**Given request**
In the following material, identify every line holding the string "because" and return it.

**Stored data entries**
━━━━━━

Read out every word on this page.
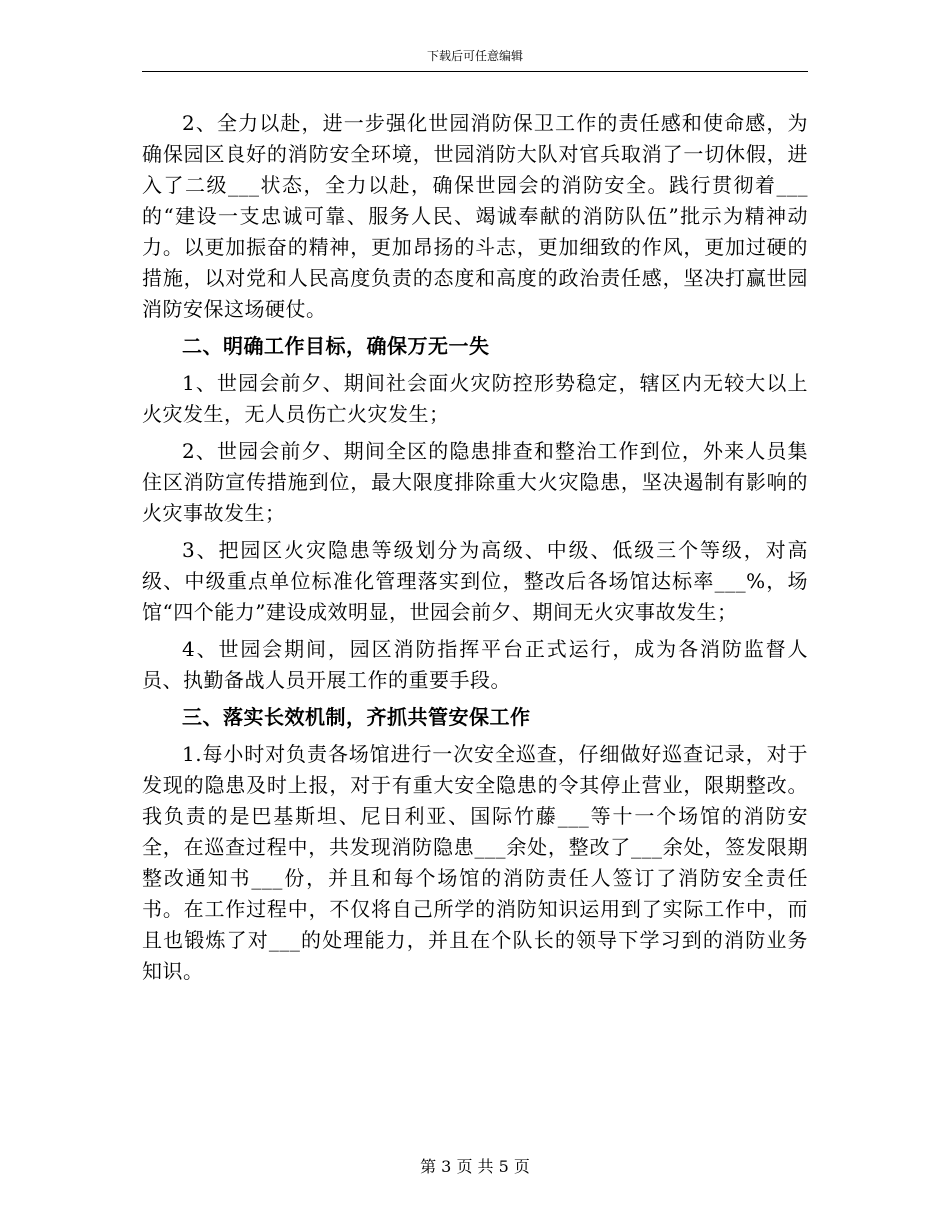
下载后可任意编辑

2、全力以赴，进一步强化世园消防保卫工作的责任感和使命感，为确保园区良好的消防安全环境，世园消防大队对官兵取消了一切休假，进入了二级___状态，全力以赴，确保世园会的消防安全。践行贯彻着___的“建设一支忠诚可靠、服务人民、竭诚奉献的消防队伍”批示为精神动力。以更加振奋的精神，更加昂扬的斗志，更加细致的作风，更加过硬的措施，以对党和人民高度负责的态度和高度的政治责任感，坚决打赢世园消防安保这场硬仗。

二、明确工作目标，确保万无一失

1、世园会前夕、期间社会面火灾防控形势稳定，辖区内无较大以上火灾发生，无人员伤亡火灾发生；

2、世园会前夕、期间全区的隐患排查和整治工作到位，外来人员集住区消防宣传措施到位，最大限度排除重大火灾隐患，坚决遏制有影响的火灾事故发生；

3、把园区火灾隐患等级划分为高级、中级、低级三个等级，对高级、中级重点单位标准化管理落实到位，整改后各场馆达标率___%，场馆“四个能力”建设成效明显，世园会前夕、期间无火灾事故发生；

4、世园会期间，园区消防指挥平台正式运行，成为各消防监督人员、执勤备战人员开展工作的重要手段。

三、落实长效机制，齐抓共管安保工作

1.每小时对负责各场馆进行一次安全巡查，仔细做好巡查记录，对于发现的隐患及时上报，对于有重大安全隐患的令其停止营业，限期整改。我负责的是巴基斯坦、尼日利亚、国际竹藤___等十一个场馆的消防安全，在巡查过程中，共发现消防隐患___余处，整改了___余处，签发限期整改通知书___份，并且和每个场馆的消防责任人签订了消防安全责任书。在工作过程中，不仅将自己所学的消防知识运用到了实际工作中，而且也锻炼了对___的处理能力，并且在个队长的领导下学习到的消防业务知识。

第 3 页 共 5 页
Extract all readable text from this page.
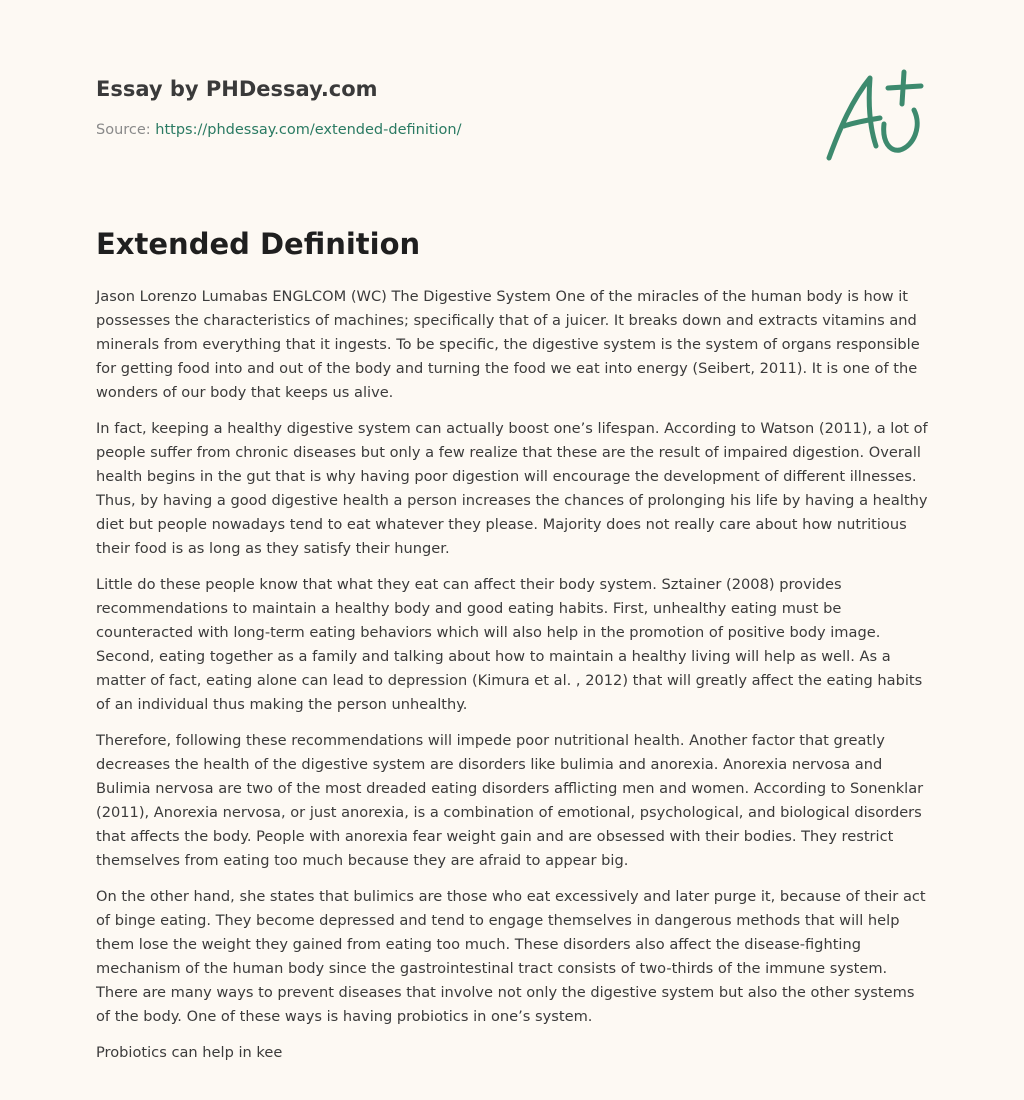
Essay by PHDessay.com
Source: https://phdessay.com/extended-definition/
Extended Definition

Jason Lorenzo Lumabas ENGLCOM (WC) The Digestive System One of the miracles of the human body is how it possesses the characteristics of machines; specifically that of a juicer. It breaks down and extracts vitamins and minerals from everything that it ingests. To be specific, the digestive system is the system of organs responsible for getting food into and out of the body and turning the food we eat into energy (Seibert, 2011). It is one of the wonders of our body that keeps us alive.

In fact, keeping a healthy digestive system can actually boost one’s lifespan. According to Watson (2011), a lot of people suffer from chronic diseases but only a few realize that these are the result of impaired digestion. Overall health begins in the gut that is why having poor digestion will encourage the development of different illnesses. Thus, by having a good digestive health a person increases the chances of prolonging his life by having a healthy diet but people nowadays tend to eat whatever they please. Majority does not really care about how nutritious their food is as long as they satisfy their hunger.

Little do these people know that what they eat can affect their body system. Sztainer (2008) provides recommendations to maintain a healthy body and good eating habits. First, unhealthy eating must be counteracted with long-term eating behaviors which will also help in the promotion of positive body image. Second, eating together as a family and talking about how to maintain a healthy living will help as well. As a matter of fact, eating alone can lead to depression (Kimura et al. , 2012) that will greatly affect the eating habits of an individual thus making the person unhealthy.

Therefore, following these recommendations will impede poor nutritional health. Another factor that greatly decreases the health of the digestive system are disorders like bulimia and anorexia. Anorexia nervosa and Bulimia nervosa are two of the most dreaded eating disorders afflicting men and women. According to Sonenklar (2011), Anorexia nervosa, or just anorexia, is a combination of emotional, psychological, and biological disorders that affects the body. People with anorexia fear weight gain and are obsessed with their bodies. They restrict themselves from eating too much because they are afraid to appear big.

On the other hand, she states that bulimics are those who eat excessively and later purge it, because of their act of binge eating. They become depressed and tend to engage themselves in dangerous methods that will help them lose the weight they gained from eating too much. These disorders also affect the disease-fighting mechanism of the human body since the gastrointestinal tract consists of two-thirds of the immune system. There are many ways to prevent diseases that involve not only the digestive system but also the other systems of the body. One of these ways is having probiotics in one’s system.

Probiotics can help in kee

━━━━━━

**Exercise result**
Therefore, following these recommendations will impede poor nutritional health. Another factor that greatly decreases the health of the digestive system are disorders like bulimia and anorexia. Anorexia nervosa and Bulimia nervosa are two of the most dreaded eating disorders afflicting men and women. According to Sonenklar (2011), Anorexia nervosa, or just anorexia, is a combination of emotional, psychological, and biological disorders that affects the body. People with anorexia fear weight gain and are obsessed with their bodies. They restrict themselves from eating too much because they are afraid to appear big.
On the other hand, she states that bulimics are those who eat excessively and later purge it, because of their act of binge eating. They become depressed and tend to engage themselves in dangerous methods that will help them lose the weight they gained from eating too much. These disorders also affect the disease-fighting mechanism of the human body since the gastrointestinal tract consists of two-thirds of the immune system. There are many ways to prevent diseases that involve not only the digestive system but also the other systems of the body. One of these ways is having probiotics in one’s system.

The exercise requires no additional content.